• TASK DIRECTIONS: Below are the records. Gather each line that holds "scale".

[Data records]
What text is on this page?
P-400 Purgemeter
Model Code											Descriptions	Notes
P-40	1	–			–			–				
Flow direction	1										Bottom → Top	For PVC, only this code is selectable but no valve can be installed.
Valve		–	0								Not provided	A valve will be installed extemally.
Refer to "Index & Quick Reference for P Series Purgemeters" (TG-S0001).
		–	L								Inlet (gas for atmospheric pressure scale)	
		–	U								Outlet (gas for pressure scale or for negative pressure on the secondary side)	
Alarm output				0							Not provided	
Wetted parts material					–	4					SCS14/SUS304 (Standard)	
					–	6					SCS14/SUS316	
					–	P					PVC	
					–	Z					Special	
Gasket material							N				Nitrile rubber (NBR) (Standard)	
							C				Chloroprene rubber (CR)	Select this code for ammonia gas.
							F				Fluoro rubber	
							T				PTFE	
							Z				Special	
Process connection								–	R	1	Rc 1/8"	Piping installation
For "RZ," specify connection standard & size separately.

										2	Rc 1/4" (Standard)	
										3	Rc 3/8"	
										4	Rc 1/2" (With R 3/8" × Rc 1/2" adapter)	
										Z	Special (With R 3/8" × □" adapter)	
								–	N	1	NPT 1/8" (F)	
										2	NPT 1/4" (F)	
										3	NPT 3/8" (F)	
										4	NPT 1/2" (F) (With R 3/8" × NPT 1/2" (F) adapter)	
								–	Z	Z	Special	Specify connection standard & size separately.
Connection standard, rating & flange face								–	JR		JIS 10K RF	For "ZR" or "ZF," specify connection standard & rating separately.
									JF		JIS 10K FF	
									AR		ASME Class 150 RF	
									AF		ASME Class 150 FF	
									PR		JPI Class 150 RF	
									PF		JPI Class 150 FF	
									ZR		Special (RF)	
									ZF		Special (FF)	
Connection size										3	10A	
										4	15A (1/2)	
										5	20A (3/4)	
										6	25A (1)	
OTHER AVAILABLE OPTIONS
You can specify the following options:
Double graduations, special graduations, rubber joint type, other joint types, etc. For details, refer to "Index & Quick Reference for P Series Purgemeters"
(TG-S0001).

...

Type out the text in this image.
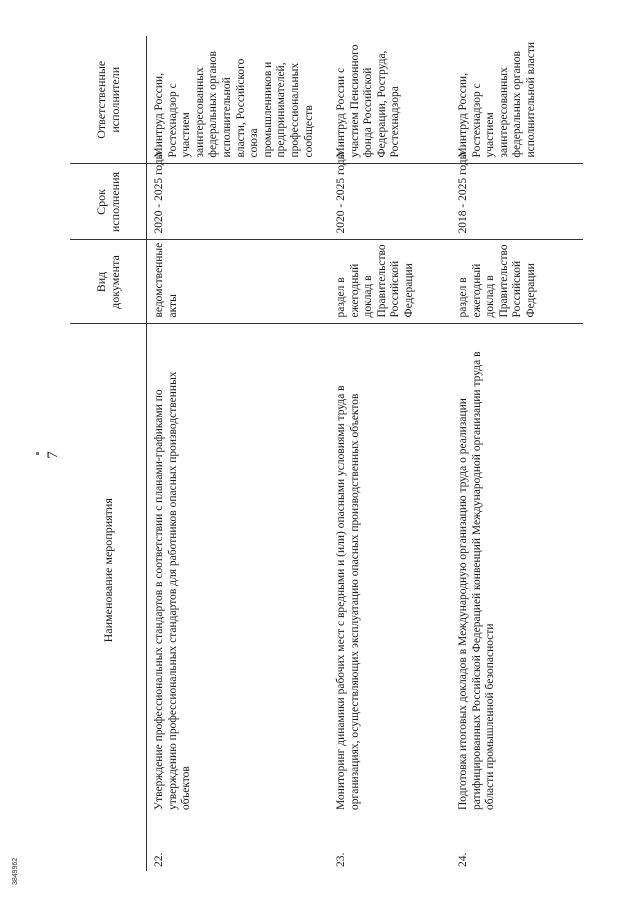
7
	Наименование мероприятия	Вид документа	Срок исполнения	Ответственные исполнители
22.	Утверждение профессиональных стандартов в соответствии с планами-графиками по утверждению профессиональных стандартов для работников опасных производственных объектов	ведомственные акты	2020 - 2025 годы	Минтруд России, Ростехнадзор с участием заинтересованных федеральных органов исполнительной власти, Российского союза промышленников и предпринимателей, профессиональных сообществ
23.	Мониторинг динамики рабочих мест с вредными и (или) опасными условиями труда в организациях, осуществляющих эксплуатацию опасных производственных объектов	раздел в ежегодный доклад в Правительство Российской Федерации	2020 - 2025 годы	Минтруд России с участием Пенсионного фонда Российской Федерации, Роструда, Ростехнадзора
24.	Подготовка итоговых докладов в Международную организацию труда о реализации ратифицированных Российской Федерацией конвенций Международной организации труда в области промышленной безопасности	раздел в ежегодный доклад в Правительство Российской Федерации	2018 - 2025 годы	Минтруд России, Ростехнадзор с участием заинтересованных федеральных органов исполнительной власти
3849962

--

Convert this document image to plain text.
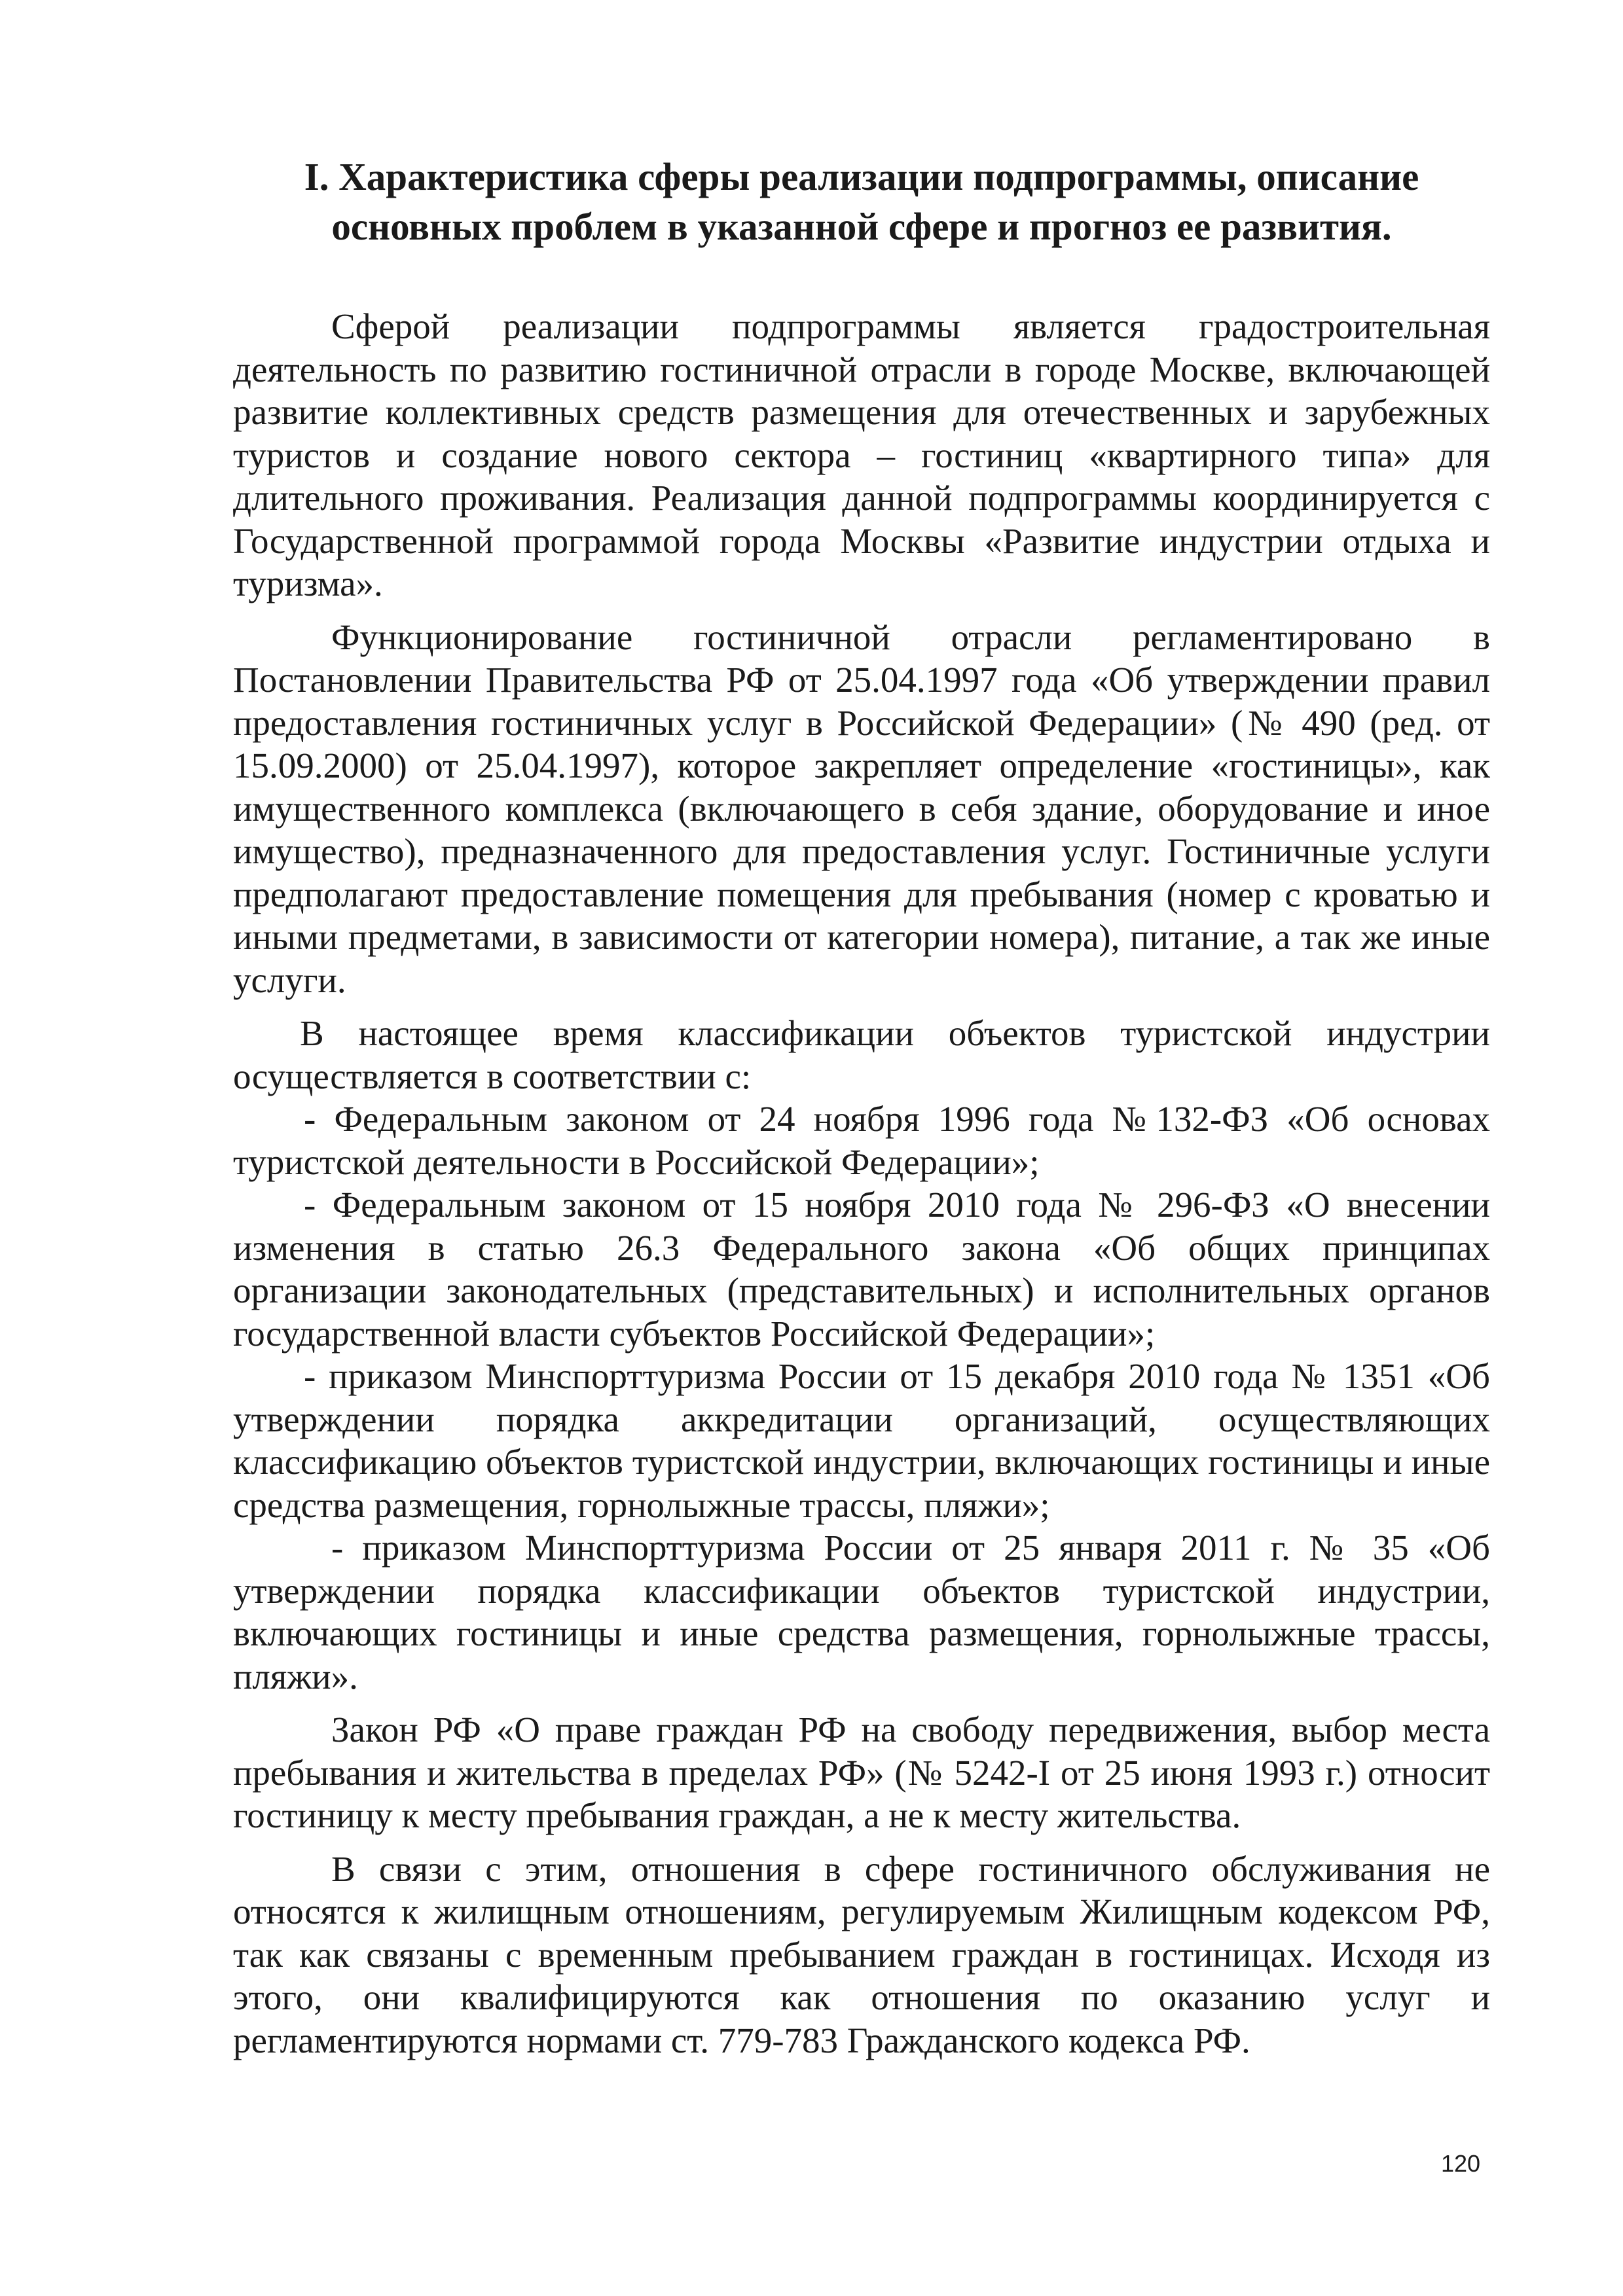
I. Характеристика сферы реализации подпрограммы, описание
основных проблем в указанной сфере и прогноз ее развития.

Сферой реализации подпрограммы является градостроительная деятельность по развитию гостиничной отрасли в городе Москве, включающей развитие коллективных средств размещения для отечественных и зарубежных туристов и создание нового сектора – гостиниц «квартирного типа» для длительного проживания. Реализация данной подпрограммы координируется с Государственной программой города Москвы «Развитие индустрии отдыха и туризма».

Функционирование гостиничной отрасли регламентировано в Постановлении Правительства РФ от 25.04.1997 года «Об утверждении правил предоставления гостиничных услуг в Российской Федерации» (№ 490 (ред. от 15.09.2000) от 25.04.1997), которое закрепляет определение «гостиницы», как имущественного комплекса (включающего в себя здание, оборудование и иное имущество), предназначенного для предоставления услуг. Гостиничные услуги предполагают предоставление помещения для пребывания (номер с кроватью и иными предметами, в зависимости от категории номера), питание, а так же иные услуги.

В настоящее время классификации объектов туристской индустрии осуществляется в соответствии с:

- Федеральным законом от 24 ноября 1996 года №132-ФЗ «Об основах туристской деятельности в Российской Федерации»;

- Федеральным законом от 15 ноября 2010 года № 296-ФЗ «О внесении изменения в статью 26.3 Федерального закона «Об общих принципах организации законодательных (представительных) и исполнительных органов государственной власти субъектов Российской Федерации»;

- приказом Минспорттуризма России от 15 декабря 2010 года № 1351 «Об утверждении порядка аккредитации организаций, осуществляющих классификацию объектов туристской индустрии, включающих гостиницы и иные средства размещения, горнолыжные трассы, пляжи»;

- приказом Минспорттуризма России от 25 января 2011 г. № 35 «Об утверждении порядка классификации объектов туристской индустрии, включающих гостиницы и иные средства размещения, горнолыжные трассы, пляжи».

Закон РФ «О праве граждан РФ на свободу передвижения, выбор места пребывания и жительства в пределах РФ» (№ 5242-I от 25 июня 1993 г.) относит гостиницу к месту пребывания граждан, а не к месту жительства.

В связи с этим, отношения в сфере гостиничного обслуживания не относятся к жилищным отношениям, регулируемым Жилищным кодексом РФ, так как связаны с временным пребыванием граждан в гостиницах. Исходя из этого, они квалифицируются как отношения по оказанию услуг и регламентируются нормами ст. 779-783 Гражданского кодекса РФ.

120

• TASK RESPONSE:
		–	L								Inlet (gas for atmospheric pressure scale)	
		–	U								Outlet (gas for pressure scale or for negative pressure on the secondary side)	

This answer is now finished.